THE EXERCISE: Collect all lines containing the word "обеспечения" from the data.

-- RECORDS PROVIDED start --

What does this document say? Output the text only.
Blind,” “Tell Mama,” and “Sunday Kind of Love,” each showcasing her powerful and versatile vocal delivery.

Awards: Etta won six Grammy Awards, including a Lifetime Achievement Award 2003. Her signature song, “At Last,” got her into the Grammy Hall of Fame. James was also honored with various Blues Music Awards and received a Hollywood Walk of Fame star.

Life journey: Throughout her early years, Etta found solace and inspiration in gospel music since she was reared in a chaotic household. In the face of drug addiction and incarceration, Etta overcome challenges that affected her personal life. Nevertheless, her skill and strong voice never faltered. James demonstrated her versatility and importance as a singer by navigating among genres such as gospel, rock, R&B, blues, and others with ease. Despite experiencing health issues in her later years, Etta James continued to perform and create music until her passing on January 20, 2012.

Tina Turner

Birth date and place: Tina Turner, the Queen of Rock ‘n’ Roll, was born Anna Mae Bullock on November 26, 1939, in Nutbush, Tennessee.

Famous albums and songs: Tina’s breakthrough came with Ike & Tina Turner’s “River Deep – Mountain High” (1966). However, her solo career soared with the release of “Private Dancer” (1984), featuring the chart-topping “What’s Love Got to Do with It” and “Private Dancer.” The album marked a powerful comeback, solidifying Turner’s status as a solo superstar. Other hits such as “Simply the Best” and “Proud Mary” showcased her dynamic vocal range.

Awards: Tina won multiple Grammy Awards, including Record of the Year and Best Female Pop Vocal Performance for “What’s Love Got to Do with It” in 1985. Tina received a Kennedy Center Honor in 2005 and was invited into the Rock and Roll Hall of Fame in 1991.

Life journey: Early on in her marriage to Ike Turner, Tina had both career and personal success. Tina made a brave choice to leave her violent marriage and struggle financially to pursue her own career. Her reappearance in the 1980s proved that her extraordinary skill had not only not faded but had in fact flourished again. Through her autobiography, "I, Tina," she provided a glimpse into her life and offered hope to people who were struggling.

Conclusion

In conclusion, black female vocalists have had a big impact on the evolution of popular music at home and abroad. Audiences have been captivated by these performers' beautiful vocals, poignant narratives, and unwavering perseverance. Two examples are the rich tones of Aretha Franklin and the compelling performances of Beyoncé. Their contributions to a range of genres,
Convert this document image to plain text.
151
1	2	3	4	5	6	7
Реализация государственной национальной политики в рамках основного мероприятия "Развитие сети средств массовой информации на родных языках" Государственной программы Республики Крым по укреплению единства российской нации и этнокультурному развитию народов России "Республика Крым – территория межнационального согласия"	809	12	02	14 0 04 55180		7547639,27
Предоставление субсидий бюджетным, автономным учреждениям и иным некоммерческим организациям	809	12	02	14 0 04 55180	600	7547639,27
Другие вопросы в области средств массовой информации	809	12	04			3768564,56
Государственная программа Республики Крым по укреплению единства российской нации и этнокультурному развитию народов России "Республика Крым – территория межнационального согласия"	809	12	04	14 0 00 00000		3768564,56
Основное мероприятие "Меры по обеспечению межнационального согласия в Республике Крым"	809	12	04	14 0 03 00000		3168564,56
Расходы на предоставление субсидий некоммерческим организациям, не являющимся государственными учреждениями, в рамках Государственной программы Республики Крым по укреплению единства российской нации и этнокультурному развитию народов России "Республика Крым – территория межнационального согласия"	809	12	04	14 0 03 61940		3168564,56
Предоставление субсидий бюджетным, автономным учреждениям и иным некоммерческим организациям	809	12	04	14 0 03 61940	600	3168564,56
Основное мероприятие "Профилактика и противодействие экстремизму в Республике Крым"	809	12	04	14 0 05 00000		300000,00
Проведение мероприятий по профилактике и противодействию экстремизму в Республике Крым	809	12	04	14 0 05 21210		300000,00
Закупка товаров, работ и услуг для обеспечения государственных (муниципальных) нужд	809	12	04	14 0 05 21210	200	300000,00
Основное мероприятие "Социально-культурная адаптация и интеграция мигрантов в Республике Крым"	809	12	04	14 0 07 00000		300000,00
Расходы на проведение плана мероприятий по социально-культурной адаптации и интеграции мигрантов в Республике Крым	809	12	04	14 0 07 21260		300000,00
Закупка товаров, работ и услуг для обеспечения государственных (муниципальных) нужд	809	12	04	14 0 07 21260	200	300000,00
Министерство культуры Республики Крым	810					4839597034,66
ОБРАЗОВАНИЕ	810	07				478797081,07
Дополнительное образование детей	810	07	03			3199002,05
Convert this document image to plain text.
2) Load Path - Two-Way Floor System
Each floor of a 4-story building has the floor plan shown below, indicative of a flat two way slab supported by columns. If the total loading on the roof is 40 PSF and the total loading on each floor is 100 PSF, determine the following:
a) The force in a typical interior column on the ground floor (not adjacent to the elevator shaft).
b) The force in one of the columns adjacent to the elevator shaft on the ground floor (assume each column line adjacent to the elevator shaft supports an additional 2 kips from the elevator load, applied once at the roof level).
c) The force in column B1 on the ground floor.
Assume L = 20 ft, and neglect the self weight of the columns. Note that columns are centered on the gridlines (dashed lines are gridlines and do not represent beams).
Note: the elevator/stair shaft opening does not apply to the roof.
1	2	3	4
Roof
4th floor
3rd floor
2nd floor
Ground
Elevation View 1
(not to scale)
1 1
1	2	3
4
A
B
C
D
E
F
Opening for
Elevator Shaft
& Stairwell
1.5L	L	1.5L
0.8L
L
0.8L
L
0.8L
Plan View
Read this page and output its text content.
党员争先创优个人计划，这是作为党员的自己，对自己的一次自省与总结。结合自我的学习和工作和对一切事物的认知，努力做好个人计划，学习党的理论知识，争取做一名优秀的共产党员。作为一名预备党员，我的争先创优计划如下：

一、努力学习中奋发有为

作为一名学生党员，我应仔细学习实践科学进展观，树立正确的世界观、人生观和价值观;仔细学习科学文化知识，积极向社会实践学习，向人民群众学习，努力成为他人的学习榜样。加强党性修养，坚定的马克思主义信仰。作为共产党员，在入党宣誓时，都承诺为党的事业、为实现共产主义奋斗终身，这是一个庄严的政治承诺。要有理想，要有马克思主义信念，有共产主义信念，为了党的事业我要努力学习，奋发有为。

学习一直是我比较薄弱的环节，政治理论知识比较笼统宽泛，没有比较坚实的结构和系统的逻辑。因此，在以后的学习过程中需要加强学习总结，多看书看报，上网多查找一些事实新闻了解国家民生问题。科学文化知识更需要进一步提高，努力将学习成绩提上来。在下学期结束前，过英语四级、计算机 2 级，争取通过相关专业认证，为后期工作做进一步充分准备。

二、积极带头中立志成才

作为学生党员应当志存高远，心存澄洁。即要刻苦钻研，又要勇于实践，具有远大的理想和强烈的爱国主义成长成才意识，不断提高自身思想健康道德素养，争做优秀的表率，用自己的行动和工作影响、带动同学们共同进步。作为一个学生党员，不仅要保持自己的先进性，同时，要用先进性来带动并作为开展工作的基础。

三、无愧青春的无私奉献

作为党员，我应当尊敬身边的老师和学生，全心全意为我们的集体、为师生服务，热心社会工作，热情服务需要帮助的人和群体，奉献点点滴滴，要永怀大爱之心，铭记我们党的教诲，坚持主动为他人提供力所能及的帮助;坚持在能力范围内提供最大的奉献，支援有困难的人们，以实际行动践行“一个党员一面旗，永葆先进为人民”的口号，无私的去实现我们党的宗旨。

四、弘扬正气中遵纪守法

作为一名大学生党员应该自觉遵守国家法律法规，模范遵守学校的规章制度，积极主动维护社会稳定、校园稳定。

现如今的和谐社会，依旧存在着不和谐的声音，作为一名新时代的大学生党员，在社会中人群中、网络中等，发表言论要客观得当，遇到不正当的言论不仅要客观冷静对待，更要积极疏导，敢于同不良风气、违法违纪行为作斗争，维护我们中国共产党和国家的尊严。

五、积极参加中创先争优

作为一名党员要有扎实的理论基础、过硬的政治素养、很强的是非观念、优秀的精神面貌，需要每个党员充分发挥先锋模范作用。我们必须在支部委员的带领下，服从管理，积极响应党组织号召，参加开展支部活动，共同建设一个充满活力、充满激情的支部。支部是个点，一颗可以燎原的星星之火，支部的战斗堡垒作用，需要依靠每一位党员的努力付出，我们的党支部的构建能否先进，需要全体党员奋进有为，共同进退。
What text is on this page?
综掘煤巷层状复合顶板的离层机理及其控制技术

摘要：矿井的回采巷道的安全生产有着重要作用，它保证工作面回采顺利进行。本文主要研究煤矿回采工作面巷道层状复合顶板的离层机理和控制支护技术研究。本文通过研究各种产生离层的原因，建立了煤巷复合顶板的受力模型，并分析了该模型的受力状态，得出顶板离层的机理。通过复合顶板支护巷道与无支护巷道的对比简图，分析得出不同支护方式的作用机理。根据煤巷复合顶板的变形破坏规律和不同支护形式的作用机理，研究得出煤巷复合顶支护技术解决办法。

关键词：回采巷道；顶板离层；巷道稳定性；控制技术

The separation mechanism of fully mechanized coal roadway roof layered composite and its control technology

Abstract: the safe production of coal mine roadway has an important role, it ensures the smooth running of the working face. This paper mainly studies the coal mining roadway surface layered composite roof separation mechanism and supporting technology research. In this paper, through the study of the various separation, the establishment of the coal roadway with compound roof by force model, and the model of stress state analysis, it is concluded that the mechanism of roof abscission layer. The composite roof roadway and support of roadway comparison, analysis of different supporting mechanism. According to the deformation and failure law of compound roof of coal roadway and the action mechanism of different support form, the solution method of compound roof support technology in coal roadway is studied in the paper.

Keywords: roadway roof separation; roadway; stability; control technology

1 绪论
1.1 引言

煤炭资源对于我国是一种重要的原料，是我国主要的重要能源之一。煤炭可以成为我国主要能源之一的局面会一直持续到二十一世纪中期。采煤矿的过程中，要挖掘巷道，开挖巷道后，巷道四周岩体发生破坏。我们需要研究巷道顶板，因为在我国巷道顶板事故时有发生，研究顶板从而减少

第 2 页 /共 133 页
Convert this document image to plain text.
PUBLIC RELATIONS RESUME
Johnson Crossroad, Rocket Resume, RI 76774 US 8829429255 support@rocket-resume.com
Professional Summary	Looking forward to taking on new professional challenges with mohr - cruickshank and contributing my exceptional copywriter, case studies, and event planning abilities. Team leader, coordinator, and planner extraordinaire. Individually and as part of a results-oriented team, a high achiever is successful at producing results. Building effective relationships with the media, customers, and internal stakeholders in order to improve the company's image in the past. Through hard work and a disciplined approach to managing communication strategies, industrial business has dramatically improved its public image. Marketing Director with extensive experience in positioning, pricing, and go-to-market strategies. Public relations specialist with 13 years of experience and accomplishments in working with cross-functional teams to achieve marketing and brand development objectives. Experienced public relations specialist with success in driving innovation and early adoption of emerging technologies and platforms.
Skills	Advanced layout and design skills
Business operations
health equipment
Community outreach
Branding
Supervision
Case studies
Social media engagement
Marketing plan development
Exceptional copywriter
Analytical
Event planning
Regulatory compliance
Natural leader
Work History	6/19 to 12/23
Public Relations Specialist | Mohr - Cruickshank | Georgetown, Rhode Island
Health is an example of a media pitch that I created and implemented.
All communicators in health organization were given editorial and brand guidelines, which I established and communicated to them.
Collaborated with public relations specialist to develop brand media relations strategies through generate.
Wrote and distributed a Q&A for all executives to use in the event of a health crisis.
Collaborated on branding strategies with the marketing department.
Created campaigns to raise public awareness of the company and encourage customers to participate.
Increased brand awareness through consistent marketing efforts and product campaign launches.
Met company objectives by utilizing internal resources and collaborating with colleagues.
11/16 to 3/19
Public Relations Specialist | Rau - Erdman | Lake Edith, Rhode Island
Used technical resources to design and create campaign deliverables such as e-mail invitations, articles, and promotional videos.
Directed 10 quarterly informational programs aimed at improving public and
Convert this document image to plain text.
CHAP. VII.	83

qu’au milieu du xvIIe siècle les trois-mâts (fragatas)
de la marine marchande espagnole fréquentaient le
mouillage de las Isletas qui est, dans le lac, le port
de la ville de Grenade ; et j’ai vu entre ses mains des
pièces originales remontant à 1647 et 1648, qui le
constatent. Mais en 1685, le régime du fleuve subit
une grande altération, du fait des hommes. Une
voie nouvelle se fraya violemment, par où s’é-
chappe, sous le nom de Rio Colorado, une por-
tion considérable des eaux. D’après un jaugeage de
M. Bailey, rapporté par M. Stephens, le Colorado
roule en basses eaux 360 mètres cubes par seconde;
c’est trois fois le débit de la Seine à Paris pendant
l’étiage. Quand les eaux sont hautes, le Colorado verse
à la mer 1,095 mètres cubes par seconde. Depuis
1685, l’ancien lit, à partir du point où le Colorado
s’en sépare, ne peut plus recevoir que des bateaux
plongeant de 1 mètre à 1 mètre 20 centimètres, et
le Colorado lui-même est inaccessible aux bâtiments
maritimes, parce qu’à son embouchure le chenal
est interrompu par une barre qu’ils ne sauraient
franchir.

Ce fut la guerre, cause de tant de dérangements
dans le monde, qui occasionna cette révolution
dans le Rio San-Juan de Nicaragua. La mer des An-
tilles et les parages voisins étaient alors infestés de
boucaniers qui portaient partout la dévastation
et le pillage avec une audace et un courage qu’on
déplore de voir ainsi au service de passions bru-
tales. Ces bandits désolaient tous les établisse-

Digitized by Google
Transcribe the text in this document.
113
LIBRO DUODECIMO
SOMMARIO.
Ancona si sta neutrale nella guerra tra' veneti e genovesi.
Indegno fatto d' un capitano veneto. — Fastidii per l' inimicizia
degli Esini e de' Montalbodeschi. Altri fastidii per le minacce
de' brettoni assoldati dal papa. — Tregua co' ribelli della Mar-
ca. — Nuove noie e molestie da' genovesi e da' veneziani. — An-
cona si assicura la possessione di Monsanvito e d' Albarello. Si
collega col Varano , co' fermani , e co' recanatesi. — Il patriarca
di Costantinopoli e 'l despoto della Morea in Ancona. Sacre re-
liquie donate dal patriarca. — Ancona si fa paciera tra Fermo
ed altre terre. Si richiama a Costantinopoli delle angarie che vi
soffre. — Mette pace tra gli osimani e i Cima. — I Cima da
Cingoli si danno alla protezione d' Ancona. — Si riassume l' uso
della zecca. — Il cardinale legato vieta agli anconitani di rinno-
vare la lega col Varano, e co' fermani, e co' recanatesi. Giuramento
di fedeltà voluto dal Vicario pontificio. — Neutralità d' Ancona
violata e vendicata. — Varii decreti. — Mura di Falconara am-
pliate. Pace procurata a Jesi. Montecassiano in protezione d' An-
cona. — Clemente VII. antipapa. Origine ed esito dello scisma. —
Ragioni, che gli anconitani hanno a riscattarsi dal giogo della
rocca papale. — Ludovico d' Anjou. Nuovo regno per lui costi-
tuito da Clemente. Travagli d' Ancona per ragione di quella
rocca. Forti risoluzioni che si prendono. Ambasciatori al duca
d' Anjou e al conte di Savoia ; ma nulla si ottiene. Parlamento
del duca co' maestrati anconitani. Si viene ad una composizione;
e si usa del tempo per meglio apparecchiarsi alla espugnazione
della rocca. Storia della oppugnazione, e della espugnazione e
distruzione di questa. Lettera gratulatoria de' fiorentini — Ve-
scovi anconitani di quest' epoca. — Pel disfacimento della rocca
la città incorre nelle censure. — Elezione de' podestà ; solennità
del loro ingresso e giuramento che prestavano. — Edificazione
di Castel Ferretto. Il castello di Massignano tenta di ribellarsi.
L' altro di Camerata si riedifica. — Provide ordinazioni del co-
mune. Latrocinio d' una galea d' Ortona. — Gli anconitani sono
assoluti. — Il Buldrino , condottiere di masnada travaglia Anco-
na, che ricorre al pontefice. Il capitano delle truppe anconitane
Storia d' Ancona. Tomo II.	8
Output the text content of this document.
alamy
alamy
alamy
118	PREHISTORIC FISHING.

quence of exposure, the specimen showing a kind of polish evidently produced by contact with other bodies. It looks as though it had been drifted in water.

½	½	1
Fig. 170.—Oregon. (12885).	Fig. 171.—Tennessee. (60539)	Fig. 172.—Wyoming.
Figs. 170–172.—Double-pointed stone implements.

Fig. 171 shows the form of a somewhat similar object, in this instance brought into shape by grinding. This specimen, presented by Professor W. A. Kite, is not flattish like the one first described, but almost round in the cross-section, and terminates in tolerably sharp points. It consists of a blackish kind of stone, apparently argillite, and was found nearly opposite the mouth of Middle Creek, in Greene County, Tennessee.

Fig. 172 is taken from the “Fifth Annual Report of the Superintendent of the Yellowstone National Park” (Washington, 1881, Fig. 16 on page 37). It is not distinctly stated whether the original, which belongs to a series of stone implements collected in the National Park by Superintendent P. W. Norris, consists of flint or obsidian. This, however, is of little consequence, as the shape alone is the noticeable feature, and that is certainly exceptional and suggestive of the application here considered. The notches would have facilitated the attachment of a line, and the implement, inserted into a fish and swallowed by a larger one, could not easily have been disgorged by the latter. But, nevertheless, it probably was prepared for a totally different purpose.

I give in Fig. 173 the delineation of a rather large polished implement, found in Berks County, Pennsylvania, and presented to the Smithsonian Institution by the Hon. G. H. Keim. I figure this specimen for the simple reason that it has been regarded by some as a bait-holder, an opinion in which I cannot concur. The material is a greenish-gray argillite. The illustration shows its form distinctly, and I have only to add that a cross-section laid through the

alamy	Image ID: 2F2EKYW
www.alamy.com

-- RECORDS PROVIDED end --

FINAL RESULT:
Закупка товаров, работ и услуг для обеспечения государственных (муниципальных) нужд	809	12	04	14 0 05 21210	200	300000,00
Закупка товаров, работ и услуг для обеспечения государственных (муниципальных) нужд	809	12	04	14 0 07 21260	200	300000,00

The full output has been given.